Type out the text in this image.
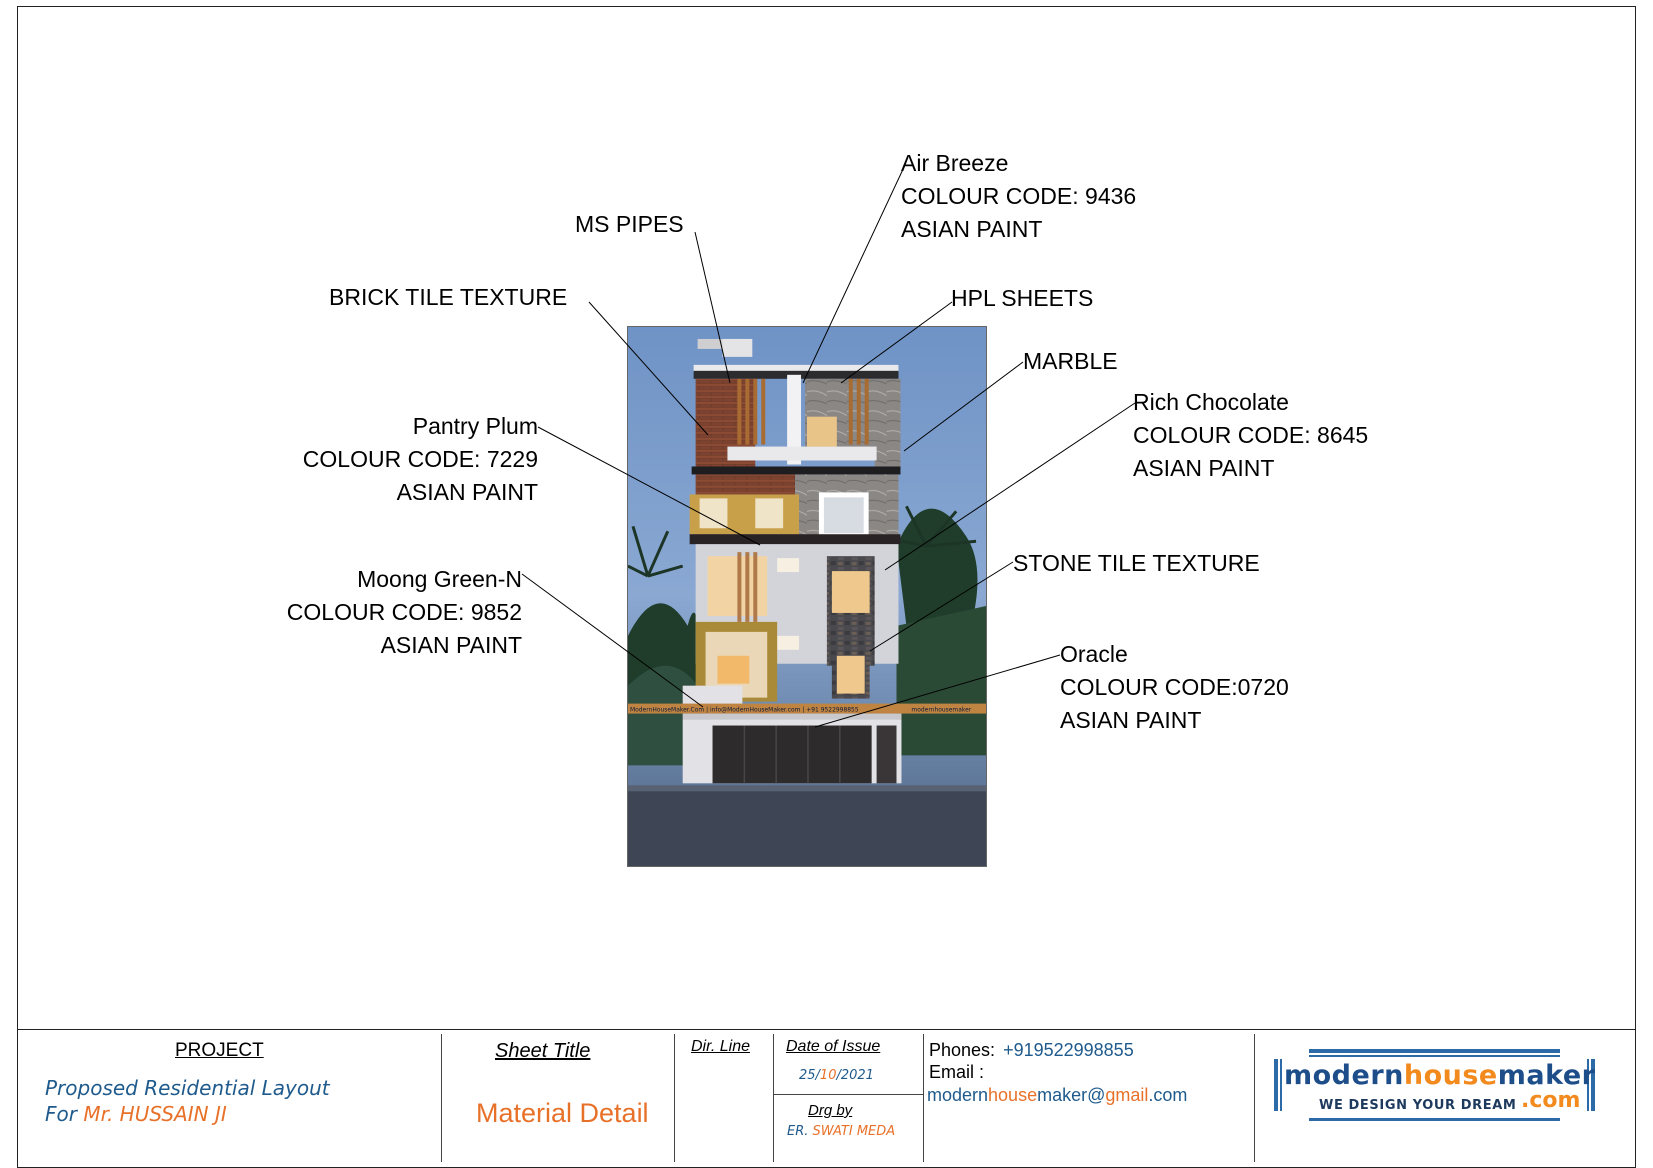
ModernHouseMaker.Com | info@ModernHouseMaker.com | +91 9522998855	modernhousemaker
Air Breeze
COLOUR CODE: 9436
ASIAN PAINT
MS PIPES
BRICK TILE TEXTURE	HPL SHEETS
MARBLE
Pantry Plum
COLOUR CODE: 7229
ASIAN PAINT
Rich Chocolate
COLOUR CODE: 8645
ASIAN PAINT
STONE TILE TEXTURE
Moong Green-N
COLOUR CODE: 9852
ASIAN PAINT	Oracle
COLOUR CODE:0720
ASIAN PAINT
PROJECT
Proposed Residential Layout
For Mr. HUSSAIN JI
Sheet Title
Material Detail
Dir. Line Date of Issue
25/10/2021
Drg by
ER. SWATI MEDA
Phones: +919522998855
Email :
modernhousemaker@gmail.com
modernhousemaker
WE DESIGN YOUR DREAM .com
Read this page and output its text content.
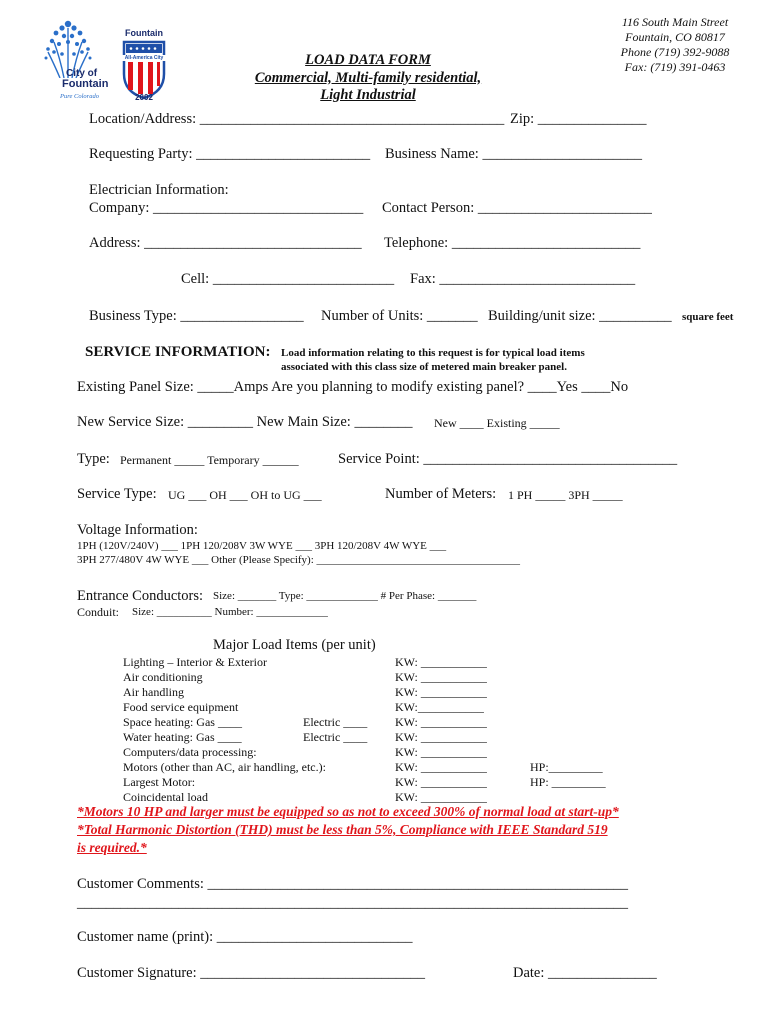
City of
Fountain
Pure Colorado
Fountain
All-America City
2002
116 South Main Street
Fountain, CO 80817
Phone (719) 392-9088
Fax: (719) 391-0463
LOAD DATA FORM
Commercial, Multi-family residential,
Light Industrial
Location/Address: __________________________________________ Zip: _______________
Requesting Party: ________________________ Business Name: ______________________
Electrician Information:
Company: _____________________________ Contact Person: ________________________
Address: ______________________________ Telephone: __________________________
Cell: _________________________ Fax: ___________________________
Business Type: _________________ Number of Units: _______ Building/unit size: __________ square feet
SERVICE INFORMATION: Load information relating to this request is for typical load items
associated with this class size of metered main breaker panel.
Existing Panel Size: _____Amps Are you planning to modify existing panel? ____Yes ____No
New Service Size: _________ New Main Size: ________ New ____ Existing _____
Type: Permanent _____ Temporary ______	Service Point: ___________________________________
Service Type: UG ___ OH ___ OH to UG ___	Number of Meters: 1 PH _____ 3PH _____
Voltage Information:
1PH (120V/240V) ___ 1PH 120/208V 3W WYE ___ 3PH 120/208V 4W WYE ___
3PH 277/480V 4W WYE ___ Other (Please Specify): _____________________________________
Entrance Conductors: Size: _______ Type: _____________ # Per Phase: _______
Conduit: Size: __________ Number: _____________
Major Load Items (per unit)
Lighting – Interior & Exterior	KW: ___________
Air conditioning	KW: ___________
Air handling	KW: ___________
Food service equipment	KW:___________
Space heating: Gas ____	Electric ____ KW: ___________
Water heating: Gas ____	Electric ____ KW: ___________
Computers/data processing:	KW: ___________
Motors (other than AC, air handling, etc.):	KW: ___________	HP:_________
Largest Motor:	KW: ___________	HP: _________
Coincidental load	KW: ___________
*Motors 10 HP and larger must be equipped so as not to exceed 300% of normal load at start-up*
*Total Harmonic Distortion (THD) must be less than 5%, Compliance with IEEE Standard 519
is required.*
Customer Comments: __________________________________________________________
____________________________________________________________________________
Customer name (print): ___________________________
Customer Signature: _______________________________	Date: _______________
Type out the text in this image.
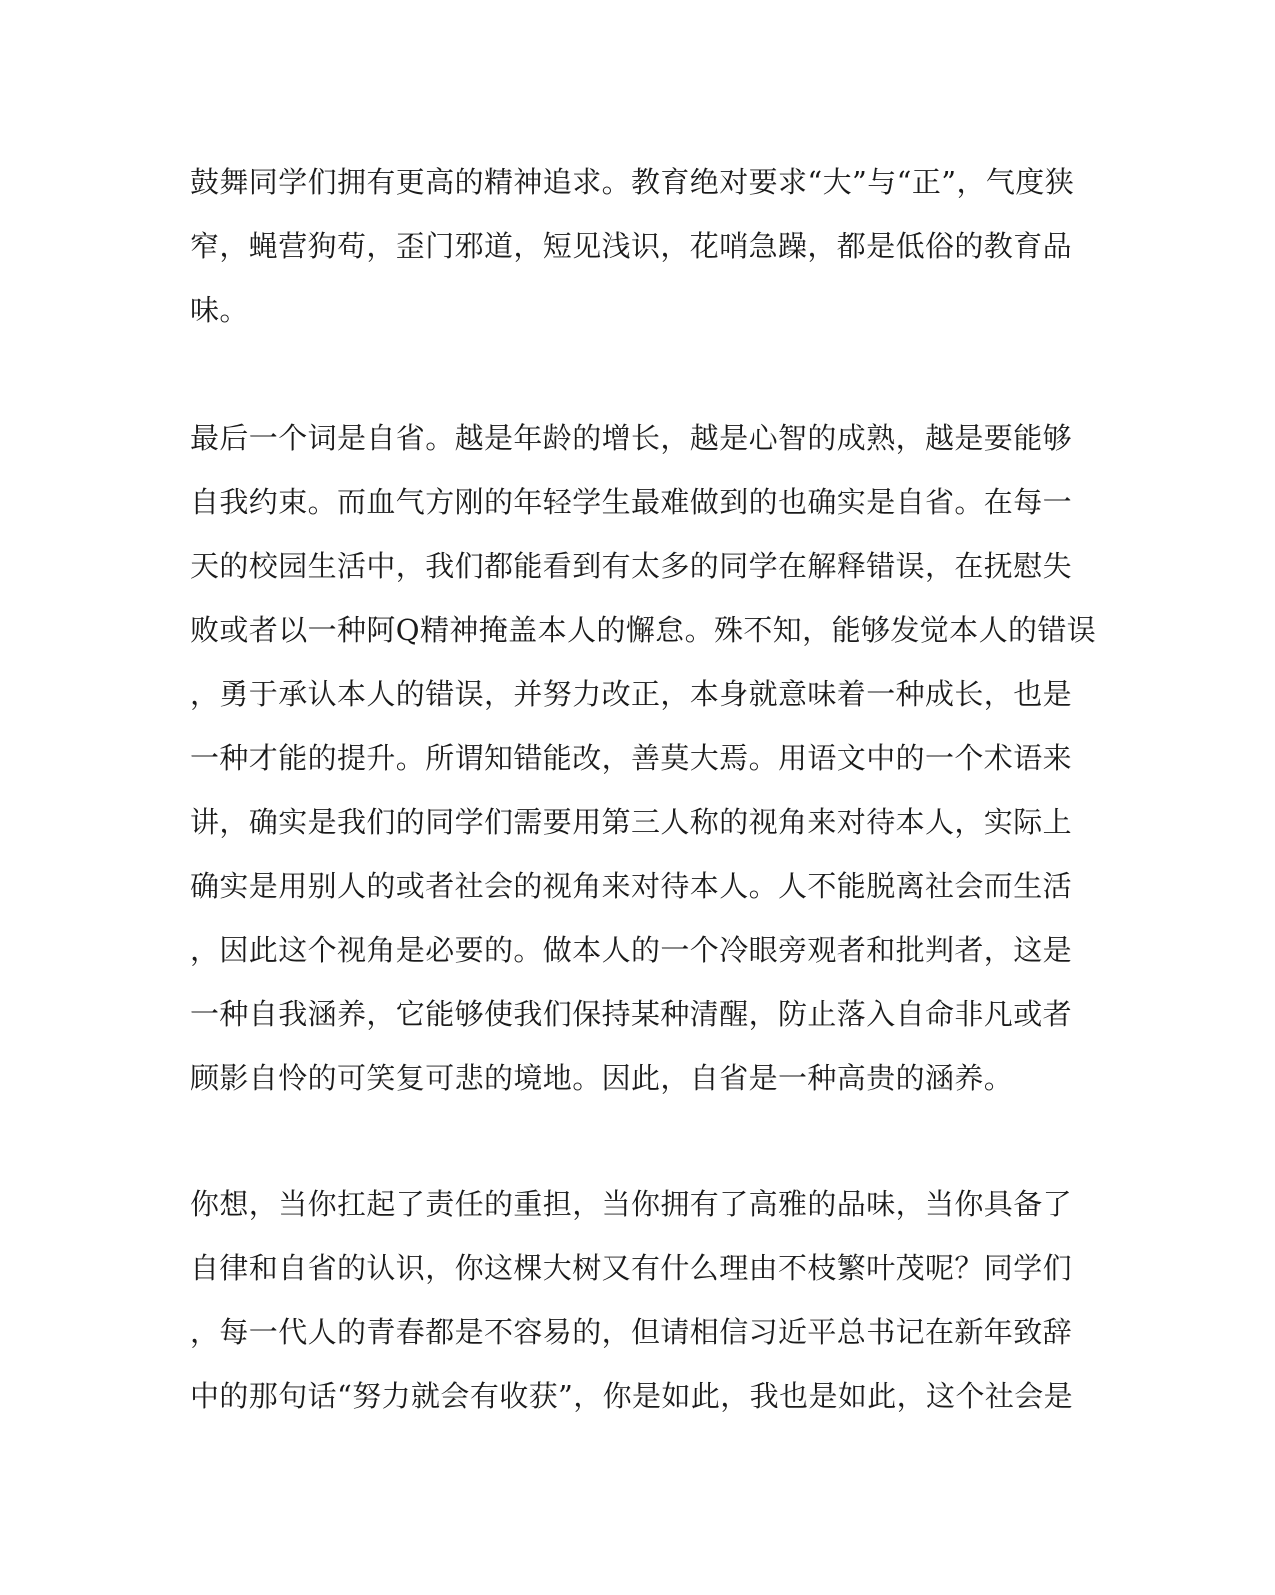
鼓舞同学们拥有更高的精神追求。教育绝对要求“大”与“正”，气度狭
窄，蝇营狗苟，歪门邪道，短见浅识，花哨急躁，都是低俗的教育品
味。
最后一个词是自省。越是年龄的增长，越是心智的成熟，越是要能够
自我约束。而血气方刚的年轻学生最难做到的也确实是自省。在每一
天的校园生活中，我们都能看到有太多的同学在解释错误，在抚慰失
败或者以一种阿Q精神掩盖本人的懈怠。殊不知，能够发觉本人的错误
，勇于承认本人的错误，并努力改正，本身就意味着一种成长，也是
一种才能的提升。所谓知错能改，善莫大焉。用语文中的一个术语来
讲，确实是我们的同学们需要用第三人称的视角来对待本人，实际上
确实是用别人的或者社会的视角来对待本人。人不能脱离社会而生活
，因此这个视角是必要的。做本人的一个冷眼旁观者和批判者，这是
一种自我涵养，它能够使我们保持某种清醒，防止落入自命非凡或者
顾影自怜的可笑复可悲的境地。因此，自省是一种高贵的涵养。
你想，当你扛起了责任的重担，当你拥有了高雅的品味，当你具备了
自律和自省的认识，你这棵大树又有什么理由不枝繁叶茂呢？同学们
，每一代人的青春都是不容易的，但请相信习近平总书记在新年致辞
中的那句话“努力就会有收获”，你是如此，我也是如此，这个社会是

*SET PROBLEM*:
Scan the records above for the string "Business", then select every line that holds it.

*COMPLETE ANSWER*:
Requesting Party: ________________________ Business Name: ______________________
Business Type: _________________ Number of Units: _______ Building/unit size: __________ square feet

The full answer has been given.